• **GIVEN EXERCISE**
Across all the lines below, how many contain the string "caption"? Please reply with the number only.

-- RECORDS SHOWN start --

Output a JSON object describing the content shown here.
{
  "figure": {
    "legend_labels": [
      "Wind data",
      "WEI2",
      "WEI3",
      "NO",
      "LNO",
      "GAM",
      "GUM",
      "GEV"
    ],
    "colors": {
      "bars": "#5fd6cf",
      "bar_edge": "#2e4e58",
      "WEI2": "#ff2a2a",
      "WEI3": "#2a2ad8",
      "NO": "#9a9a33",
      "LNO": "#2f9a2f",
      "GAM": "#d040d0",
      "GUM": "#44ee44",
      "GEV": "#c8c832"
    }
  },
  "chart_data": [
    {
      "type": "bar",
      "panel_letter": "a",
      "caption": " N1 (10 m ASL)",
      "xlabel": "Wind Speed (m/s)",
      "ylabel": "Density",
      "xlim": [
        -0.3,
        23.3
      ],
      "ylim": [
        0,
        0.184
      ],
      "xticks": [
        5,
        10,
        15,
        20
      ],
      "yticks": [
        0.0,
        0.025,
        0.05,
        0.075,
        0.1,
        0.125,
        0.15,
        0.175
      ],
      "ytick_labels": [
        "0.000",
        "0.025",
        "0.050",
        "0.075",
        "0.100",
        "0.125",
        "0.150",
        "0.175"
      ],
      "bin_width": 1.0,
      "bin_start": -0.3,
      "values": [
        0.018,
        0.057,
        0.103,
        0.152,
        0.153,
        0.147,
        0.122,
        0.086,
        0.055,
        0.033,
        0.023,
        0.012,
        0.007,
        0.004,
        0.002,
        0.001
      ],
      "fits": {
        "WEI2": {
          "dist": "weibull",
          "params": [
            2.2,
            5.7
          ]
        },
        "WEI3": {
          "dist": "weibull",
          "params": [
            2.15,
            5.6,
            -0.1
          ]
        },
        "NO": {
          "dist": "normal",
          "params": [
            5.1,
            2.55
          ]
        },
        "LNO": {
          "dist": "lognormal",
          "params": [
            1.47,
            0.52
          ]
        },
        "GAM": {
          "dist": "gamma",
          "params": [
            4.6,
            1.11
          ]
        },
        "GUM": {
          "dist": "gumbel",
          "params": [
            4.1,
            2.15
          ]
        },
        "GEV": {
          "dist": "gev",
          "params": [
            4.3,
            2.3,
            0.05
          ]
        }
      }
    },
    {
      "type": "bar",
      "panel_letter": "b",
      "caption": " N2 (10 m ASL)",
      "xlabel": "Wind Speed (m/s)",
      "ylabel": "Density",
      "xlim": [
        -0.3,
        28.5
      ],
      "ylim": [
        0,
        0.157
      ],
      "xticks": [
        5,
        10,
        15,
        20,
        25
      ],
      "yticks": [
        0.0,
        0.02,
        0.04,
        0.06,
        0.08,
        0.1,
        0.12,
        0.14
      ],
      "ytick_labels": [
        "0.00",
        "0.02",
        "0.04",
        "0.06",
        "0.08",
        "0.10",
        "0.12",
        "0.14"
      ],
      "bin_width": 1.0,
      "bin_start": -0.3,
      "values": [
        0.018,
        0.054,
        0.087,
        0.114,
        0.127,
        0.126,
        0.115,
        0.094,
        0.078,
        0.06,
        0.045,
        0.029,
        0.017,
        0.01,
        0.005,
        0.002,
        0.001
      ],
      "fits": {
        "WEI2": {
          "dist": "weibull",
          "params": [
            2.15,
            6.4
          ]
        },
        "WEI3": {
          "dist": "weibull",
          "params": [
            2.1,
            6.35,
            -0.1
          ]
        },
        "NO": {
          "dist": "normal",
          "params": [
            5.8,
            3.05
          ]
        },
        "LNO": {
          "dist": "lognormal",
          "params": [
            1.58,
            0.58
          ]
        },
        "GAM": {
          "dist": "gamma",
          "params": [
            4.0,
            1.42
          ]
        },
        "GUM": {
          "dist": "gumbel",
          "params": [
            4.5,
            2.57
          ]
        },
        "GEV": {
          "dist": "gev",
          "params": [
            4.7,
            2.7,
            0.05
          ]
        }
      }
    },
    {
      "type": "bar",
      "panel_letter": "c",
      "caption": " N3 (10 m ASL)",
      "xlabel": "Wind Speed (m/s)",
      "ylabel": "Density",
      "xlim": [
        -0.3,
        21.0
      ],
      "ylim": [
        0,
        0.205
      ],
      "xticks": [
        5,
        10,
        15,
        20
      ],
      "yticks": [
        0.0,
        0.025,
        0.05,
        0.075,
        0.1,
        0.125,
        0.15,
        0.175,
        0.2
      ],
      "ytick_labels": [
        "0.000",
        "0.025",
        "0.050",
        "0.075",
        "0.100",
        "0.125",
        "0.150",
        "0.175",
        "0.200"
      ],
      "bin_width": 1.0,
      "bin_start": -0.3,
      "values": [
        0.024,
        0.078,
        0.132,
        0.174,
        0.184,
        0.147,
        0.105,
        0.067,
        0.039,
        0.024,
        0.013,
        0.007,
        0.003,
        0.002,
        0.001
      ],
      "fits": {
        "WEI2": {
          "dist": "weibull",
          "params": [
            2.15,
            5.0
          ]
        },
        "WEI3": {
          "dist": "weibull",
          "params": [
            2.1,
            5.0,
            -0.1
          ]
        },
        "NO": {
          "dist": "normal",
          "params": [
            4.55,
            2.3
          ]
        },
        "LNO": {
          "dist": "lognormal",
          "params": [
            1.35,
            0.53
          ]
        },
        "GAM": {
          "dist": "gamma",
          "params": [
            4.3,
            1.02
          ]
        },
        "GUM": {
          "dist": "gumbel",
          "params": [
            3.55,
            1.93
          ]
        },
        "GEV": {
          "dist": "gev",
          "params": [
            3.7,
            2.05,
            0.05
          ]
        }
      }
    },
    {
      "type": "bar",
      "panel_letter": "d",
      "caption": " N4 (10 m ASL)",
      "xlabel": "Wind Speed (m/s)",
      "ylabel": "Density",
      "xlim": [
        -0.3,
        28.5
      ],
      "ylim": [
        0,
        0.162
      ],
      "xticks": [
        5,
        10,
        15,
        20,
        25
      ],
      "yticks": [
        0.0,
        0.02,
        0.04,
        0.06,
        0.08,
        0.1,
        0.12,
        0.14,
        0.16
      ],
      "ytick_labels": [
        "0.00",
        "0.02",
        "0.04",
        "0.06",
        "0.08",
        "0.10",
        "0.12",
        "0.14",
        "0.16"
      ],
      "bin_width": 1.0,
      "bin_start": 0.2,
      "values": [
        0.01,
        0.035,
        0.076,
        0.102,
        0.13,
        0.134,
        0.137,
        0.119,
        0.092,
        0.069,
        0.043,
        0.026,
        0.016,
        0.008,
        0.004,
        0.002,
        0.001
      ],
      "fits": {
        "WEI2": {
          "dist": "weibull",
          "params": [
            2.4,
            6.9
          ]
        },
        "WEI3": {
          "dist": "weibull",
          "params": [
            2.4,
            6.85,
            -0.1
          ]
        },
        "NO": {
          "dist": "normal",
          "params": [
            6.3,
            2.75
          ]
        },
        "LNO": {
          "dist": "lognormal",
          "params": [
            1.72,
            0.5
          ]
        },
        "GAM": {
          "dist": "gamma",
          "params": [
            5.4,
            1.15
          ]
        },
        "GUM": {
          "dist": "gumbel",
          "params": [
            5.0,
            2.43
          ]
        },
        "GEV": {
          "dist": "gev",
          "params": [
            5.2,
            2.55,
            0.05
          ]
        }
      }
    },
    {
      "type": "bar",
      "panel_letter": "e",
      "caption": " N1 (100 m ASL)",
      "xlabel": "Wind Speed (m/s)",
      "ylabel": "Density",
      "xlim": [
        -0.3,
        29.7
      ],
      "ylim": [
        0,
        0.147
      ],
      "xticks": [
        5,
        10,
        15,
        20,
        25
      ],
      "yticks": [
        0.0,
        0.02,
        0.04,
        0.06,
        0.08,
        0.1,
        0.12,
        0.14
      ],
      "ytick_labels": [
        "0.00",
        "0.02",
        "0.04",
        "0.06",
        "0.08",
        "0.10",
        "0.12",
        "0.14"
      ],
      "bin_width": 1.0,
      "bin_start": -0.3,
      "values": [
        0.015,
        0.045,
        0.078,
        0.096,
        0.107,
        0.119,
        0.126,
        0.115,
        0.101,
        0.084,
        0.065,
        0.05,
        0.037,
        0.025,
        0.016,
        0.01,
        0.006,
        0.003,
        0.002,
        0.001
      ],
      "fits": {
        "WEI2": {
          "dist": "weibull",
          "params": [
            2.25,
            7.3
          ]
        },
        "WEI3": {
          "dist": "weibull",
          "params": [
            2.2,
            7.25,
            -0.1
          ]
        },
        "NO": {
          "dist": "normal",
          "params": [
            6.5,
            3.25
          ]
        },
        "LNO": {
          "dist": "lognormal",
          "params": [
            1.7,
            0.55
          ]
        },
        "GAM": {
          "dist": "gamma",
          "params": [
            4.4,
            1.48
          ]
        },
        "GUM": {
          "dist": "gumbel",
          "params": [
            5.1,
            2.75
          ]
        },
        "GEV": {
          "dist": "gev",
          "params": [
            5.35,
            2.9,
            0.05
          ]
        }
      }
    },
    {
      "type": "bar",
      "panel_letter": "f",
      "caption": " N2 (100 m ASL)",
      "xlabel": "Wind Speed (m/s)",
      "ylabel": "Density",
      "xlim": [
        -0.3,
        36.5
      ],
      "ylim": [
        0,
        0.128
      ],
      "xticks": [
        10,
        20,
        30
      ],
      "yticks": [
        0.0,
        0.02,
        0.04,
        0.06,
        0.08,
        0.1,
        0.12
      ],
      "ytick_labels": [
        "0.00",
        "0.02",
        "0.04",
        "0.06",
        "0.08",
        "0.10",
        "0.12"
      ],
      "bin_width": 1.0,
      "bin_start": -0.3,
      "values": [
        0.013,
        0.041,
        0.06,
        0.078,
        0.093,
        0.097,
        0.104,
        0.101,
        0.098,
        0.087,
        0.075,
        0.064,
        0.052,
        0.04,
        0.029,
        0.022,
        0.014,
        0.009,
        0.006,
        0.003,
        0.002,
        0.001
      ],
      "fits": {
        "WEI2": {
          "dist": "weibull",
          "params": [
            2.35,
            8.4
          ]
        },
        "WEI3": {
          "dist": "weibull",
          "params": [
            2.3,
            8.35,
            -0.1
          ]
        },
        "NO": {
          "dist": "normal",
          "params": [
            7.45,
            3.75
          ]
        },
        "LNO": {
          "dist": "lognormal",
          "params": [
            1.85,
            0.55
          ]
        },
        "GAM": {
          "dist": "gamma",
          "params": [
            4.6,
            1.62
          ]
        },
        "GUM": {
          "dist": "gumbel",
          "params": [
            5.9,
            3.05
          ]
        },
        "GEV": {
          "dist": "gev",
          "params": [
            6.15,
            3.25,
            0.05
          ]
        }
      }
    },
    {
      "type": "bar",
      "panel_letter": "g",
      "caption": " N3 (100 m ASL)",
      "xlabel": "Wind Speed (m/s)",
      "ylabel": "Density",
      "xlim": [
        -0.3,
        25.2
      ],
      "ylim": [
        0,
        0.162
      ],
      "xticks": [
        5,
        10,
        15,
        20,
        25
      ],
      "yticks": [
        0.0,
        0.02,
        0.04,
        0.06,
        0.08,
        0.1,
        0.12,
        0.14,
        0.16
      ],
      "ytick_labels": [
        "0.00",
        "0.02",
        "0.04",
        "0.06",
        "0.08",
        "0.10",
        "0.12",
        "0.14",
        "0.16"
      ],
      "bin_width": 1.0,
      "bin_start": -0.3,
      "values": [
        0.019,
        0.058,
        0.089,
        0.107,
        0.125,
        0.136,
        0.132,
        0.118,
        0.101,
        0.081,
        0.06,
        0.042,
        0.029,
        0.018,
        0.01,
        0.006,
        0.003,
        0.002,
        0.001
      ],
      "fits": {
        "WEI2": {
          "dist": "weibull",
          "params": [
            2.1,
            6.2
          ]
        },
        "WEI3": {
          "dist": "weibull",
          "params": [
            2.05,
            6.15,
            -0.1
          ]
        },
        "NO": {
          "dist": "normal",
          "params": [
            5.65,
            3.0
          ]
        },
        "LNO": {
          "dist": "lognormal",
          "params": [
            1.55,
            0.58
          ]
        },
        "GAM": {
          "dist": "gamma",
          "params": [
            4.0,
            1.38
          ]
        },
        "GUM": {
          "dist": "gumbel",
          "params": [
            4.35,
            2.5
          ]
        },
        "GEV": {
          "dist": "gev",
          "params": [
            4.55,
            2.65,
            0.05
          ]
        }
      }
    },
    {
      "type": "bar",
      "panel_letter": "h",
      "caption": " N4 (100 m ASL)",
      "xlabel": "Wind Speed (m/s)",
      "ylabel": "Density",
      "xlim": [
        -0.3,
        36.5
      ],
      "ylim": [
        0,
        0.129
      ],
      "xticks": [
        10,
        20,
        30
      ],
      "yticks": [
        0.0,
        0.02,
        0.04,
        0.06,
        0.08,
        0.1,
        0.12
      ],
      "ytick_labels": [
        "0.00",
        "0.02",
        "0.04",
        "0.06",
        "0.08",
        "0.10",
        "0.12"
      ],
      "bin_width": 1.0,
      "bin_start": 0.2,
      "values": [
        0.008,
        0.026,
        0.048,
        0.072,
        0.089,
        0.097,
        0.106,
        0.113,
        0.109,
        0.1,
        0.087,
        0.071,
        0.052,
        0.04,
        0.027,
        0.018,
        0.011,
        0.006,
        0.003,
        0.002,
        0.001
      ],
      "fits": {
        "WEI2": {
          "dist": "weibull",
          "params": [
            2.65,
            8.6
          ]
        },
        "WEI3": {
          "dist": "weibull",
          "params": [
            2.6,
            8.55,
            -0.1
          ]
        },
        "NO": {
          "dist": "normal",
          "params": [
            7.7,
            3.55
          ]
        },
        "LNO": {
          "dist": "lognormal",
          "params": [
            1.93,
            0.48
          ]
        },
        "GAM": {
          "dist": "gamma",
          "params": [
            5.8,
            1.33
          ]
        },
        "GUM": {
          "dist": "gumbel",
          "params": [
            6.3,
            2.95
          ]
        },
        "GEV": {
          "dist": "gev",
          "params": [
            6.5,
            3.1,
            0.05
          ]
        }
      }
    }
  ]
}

-- RECORDS SHOWN end --

• **THE ANSWER**
8